**Short problem**
Using the listing below, copy every line that mentions "edge".

**Supplied records**

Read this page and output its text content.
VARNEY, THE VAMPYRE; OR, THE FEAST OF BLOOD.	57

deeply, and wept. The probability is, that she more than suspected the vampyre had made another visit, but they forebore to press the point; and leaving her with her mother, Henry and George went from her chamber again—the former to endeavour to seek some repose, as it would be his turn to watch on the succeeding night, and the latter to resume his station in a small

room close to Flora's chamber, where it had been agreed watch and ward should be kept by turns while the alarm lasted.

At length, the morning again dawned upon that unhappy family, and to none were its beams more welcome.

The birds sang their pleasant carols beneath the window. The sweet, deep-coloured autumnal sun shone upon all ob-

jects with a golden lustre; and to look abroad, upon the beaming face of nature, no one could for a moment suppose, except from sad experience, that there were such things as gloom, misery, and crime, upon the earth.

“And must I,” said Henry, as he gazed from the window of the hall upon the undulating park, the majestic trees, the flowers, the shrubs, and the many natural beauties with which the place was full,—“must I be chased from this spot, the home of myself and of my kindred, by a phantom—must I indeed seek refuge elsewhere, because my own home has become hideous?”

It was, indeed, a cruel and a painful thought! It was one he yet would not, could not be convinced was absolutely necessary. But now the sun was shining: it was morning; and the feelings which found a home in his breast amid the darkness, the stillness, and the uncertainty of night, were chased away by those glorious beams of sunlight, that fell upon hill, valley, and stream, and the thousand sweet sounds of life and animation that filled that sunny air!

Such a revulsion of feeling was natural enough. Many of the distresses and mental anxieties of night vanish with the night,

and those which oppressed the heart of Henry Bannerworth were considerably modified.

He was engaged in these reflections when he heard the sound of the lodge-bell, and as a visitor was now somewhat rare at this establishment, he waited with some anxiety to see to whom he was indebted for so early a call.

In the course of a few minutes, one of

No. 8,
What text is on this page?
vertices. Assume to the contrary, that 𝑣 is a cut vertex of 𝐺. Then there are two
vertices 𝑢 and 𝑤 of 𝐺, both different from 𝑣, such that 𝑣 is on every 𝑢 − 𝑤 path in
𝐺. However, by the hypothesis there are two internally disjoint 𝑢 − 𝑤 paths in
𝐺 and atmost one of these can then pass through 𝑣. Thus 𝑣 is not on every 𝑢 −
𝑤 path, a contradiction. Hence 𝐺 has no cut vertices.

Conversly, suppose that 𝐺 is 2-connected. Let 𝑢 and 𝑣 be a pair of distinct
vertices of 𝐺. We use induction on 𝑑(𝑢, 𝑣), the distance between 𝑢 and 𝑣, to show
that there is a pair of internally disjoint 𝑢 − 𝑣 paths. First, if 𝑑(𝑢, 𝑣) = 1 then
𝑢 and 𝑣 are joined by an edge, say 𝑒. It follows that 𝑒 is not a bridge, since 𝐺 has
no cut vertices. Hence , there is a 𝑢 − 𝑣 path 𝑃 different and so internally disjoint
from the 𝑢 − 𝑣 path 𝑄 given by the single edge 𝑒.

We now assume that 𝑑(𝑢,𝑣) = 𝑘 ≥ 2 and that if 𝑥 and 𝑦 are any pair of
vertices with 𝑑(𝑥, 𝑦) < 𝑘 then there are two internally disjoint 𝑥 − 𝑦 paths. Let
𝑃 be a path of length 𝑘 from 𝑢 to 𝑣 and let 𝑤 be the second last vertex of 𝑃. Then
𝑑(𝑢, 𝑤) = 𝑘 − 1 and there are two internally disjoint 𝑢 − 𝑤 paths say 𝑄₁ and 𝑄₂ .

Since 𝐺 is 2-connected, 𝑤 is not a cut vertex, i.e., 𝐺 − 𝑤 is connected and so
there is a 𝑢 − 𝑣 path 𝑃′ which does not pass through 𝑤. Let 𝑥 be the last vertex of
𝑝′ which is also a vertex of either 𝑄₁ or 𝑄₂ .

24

**Written answer**
𝑢 and 𝑣 are joined by an edge, say 𝑒. It follows that 𝑒 is not a bridge, since 𝐺 has
from the 𝑢 − 𝑣 path 𝑄 given by the single edge 𝑒.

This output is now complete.